**WORK TO BE COMPLETED:** Using the records below, count the lines with "through" in them. Give the number only.

• • • • • • •

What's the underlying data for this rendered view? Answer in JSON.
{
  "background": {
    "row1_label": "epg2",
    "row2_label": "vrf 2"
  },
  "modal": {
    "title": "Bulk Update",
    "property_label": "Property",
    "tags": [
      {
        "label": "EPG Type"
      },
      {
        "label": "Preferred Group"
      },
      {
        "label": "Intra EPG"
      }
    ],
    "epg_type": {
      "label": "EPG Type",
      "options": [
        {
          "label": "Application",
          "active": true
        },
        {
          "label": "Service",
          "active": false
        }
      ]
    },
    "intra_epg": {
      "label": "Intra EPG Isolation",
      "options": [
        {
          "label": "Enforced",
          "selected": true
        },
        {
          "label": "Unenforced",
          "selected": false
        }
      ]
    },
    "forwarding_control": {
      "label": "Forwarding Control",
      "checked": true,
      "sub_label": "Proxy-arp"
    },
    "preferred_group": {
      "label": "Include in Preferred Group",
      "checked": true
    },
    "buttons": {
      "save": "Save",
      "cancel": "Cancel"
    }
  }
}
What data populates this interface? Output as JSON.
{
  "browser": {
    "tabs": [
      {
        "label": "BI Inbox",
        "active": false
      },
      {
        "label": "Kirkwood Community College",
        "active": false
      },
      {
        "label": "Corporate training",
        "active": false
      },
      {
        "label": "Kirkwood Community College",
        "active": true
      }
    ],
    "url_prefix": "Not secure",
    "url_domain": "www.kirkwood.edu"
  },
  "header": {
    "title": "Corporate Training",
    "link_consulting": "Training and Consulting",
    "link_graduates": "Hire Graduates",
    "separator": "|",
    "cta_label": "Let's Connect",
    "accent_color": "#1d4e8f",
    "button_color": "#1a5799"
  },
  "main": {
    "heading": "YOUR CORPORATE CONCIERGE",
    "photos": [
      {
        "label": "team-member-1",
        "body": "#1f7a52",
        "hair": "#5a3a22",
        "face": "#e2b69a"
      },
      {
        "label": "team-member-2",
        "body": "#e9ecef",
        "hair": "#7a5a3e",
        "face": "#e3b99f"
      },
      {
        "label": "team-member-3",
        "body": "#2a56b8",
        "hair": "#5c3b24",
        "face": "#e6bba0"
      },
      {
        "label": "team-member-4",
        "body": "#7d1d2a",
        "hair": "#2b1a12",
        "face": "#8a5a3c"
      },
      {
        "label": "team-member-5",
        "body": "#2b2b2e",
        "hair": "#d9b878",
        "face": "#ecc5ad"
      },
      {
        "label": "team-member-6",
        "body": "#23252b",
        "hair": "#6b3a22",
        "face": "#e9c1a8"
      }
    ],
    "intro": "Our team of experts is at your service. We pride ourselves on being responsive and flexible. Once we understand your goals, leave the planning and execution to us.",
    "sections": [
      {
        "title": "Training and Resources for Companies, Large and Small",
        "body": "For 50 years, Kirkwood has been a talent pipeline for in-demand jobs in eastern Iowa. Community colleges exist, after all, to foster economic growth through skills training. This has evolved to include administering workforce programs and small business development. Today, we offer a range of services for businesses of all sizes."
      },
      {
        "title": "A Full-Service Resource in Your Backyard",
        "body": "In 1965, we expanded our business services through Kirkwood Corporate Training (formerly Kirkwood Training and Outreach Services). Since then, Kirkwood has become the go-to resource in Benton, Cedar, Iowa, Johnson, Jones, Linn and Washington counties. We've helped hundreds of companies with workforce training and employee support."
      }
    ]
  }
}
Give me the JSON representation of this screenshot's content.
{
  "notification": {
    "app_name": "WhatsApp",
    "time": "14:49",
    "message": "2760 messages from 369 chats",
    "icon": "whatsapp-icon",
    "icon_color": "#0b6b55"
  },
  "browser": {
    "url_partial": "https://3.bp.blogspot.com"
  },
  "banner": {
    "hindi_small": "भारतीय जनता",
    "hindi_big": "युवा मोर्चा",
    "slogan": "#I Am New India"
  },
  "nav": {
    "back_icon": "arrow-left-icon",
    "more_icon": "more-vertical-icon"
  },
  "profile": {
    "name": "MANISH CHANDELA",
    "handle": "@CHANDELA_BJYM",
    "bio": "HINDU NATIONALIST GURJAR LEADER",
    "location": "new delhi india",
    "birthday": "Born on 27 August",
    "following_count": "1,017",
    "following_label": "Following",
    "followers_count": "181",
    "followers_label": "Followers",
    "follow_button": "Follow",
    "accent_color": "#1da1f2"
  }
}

• • • • • • •

**WRITTEN SOLUTION:** 2